**PROBLEMS TO WORK ON**
A. In the PySpark question, what average length is expected for the mname column?
B. How does the PySpark question say each column's average length should be calculated? Answer in one to three sentences.
C. Reproduce the part of the PySpark question starting with "I have created" and going on through "schemaPeople.show()".

**TEXT EXTRACT**

>>>>>

I have created data frame like below:
from pyspark.sql import Row
l = [('Ankit','25','Ankit','Ankit'),('Jalfaizy','2.2','Jalfaizy',"aa"),('saurabh','230','saurabh',"bb"),('Bala','26',"aa","bb")]
rdd = sc.parallelize(l)
people = rdd.map(lambda x: Row(name=x[0], ages=x[1],lname=x[2],mname=x[3]))
schemaPeople = sqlContext.createDataFrame(people)
schemaPeople.show()
+----+--------+-----+--------+
|ages|   lname|mname|    name|
+----+--------+-----+--------+
|  25|   Ankit|Ankit|   Ankit|
| 2.2|Jalfaizy|   aa|Jalfaizy|
| 230| saurabh|   bb| saurabh|
|  26|      aa|   bb|    Bala|
+----+--------+-----+--------+
I want find each column avg length for all comuns i.e below my expected output.i.e total number of character in particular column/ number of rows
+----+--------+-----+--------+
|ages|   lname|mname|    name|
+----+--------+-----+--------+
|2.5 | 5.5    | 2.75 |  6    |
+----+--------+-----+--------+

<<<<<

**PROVIDED DATA**
>>>>>

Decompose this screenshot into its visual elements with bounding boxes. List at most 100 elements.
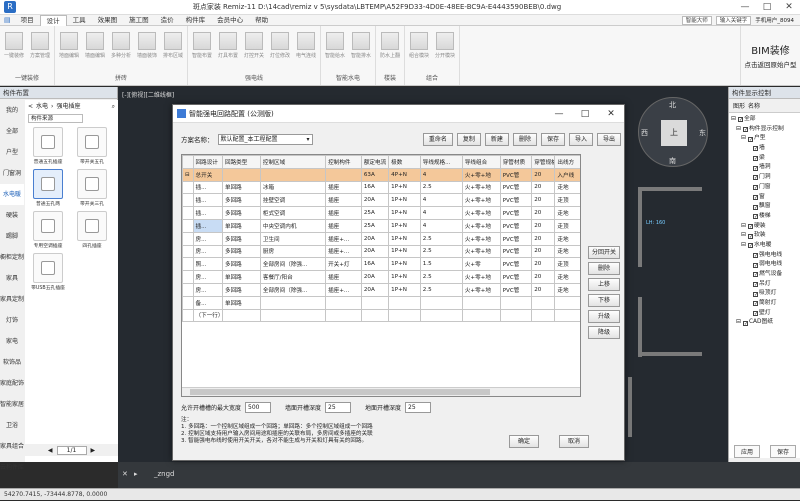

<<<<<

**ANSWERS**
A. 2.75

B. The total number of characters in a column is divided by the number of rows. This gives one average length per column, such as 2.5 for ages and 6 for name.

C.
I have created data frame like below:
from pyspark.sql import Row
l = [('Ankit','25','Ankit','Ankit'),('Jalfaizy','2.2','Jalfaizy',"aa"),('saurabh','230','saurabh',"bb"),('Bala','26',"aa","bb")]
rdd = sc.parallelize(l)
people = rdd.map(lambda x: Row(name=x[0], ages=x[1],lname=x[2],mname=x[3]))
schemaPeople = sqlContext.createDataFrame(people)
schemaPeople.show()